◆ What is needed ◆
Lines containing the string "color" are to be counted; report only how many there are.
begin Records for processing
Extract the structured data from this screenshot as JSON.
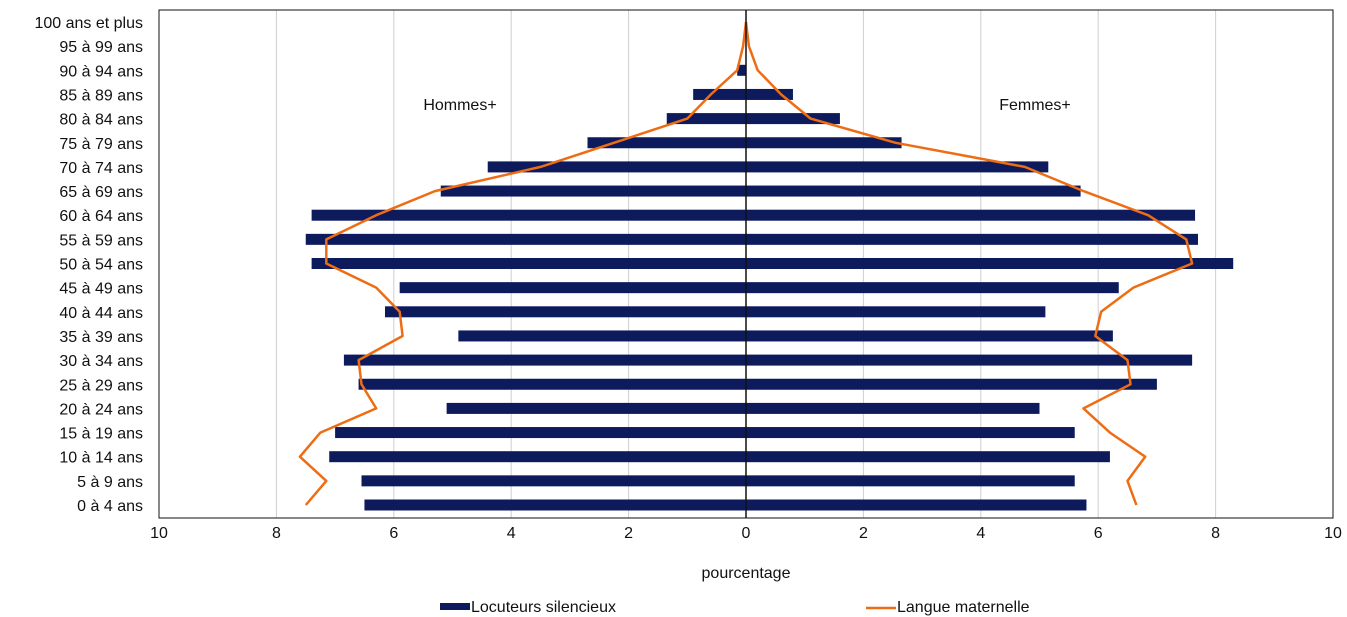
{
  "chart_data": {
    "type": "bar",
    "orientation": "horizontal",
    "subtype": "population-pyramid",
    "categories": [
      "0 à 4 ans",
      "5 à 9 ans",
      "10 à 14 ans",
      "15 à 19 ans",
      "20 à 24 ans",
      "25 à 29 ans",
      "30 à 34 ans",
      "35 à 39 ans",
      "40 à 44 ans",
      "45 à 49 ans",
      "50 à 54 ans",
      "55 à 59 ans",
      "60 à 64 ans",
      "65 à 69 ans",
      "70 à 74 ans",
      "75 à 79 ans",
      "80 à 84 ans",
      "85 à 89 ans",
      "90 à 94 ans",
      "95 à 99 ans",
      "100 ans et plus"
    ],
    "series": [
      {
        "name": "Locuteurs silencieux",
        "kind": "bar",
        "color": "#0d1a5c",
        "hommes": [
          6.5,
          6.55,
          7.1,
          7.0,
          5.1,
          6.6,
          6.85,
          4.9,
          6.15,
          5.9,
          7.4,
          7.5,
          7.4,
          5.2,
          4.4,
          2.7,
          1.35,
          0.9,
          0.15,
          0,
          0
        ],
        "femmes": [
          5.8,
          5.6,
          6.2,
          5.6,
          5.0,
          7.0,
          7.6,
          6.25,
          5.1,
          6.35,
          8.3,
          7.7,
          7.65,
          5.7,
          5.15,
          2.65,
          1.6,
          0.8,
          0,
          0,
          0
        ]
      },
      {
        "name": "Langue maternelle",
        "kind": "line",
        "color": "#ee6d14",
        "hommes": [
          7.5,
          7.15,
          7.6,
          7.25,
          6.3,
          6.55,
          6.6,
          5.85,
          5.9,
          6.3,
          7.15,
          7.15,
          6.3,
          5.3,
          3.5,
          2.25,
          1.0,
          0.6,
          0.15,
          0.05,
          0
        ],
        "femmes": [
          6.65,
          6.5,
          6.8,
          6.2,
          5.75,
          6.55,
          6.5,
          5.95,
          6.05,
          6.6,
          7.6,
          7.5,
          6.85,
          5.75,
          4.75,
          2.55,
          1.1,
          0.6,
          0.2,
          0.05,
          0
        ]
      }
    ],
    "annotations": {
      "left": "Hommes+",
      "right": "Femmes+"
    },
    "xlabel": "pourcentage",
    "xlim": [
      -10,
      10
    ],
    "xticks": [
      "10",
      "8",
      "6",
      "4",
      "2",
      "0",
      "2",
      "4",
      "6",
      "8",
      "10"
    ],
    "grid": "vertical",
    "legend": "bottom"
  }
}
end Records for processing
begin Records for processing
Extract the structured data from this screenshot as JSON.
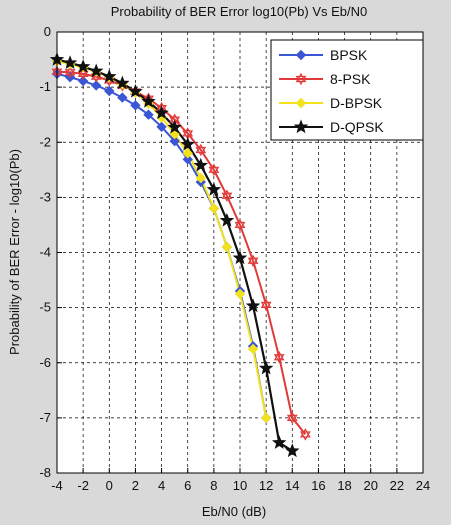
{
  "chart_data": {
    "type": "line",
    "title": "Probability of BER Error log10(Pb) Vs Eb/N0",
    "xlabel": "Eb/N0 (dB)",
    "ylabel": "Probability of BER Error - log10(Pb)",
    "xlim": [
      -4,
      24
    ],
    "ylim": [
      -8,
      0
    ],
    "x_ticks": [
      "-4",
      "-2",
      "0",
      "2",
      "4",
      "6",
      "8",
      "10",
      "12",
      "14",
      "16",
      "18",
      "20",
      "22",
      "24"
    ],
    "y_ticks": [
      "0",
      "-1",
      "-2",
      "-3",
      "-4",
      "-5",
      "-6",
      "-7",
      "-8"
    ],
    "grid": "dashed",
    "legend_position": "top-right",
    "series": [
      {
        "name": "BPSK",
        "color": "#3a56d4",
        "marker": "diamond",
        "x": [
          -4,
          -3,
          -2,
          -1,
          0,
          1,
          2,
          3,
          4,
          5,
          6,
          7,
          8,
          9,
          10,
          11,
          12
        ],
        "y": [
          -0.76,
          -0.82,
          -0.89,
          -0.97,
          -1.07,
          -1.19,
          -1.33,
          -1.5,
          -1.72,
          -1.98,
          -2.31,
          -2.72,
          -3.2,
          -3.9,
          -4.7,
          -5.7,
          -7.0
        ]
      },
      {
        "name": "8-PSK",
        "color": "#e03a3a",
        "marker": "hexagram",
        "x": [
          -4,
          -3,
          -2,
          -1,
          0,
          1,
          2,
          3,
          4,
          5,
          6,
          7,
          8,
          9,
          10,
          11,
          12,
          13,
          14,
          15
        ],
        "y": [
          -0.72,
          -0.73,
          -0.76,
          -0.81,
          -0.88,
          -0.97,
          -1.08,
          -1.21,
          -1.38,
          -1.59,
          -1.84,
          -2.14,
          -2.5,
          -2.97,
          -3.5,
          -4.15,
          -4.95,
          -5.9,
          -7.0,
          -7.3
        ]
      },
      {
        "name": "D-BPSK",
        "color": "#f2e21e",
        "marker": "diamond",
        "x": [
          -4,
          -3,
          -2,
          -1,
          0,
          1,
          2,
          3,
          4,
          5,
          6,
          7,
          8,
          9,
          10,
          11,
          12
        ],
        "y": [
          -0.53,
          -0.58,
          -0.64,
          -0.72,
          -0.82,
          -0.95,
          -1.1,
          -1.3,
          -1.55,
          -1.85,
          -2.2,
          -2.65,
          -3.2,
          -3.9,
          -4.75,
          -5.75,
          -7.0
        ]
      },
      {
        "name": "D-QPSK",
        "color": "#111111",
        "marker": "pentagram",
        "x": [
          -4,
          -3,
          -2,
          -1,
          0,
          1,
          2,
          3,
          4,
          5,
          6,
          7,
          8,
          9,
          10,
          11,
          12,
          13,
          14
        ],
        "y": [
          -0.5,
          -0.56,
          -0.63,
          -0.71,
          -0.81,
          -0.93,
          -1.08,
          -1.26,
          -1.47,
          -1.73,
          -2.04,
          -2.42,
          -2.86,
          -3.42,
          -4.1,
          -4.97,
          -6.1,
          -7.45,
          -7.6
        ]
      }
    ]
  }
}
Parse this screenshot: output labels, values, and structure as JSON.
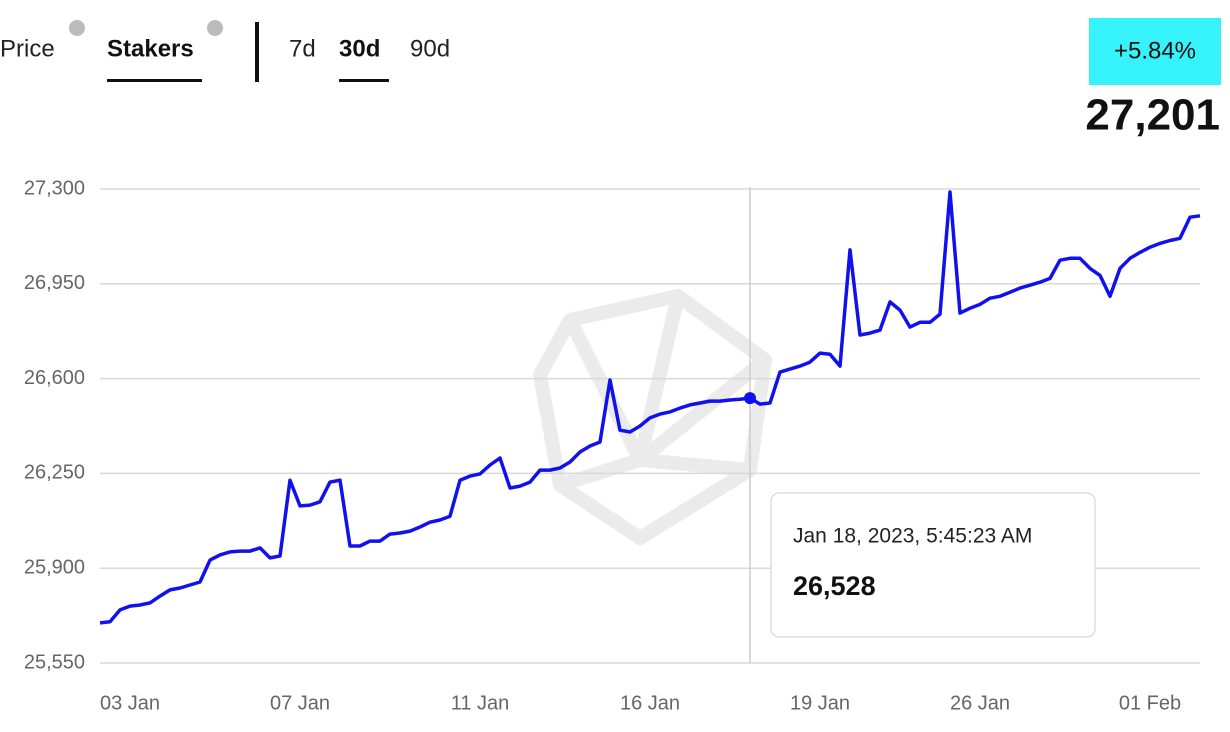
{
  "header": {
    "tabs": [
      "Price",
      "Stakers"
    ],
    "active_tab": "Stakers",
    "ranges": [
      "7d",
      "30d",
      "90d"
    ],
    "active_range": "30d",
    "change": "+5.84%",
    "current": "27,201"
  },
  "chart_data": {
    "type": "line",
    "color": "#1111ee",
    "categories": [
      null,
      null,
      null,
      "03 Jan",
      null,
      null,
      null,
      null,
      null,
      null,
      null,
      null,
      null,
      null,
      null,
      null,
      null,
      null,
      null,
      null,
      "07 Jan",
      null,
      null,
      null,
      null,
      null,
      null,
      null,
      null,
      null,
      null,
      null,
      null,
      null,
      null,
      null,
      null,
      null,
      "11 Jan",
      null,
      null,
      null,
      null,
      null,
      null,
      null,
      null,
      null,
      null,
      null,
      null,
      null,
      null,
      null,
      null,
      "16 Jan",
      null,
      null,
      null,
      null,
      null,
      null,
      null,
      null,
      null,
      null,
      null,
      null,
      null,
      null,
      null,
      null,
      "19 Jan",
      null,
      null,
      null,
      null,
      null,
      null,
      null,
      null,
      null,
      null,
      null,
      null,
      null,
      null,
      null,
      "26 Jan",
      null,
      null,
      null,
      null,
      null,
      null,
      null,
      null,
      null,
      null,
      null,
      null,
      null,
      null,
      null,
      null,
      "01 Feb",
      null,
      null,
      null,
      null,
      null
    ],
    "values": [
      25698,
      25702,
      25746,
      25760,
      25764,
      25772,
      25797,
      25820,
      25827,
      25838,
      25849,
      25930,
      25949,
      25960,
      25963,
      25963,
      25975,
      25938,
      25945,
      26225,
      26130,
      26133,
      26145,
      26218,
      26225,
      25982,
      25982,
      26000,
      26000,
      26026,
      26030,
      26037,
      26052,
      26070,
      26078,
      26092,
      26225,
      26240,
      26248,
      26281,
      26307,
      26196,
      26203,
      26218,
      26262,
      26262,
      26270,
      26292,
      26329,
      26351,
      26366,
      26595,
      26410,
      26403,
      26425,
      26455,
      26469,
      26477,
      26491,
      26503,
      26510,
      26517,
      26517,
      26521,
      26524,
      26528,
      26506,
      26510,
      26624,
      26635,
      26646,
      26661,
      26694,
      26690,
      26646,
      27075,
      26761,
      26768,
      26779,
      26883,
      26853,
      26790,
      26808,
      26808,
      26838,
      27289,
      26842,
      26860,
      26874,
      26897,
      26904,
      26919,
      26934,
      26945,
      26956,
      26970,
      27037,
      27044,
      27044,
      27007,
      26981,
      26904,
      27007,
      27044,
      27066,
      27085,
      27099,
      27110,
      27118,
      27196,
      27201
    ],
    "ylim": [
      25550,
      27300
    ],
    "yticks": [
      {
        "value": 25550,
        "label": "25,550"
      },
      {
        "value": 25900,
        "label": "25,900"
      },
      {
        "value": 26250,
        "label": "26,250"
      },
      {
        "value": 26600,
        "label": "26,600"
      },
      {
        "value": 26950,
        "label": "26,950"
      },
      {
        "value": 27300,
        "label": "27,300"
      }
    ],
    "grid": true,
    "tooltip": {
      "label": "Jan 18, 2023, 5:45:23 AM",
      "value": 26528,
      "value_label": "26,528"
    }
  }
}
end Records for processing
◆ Reply to the task ◆
7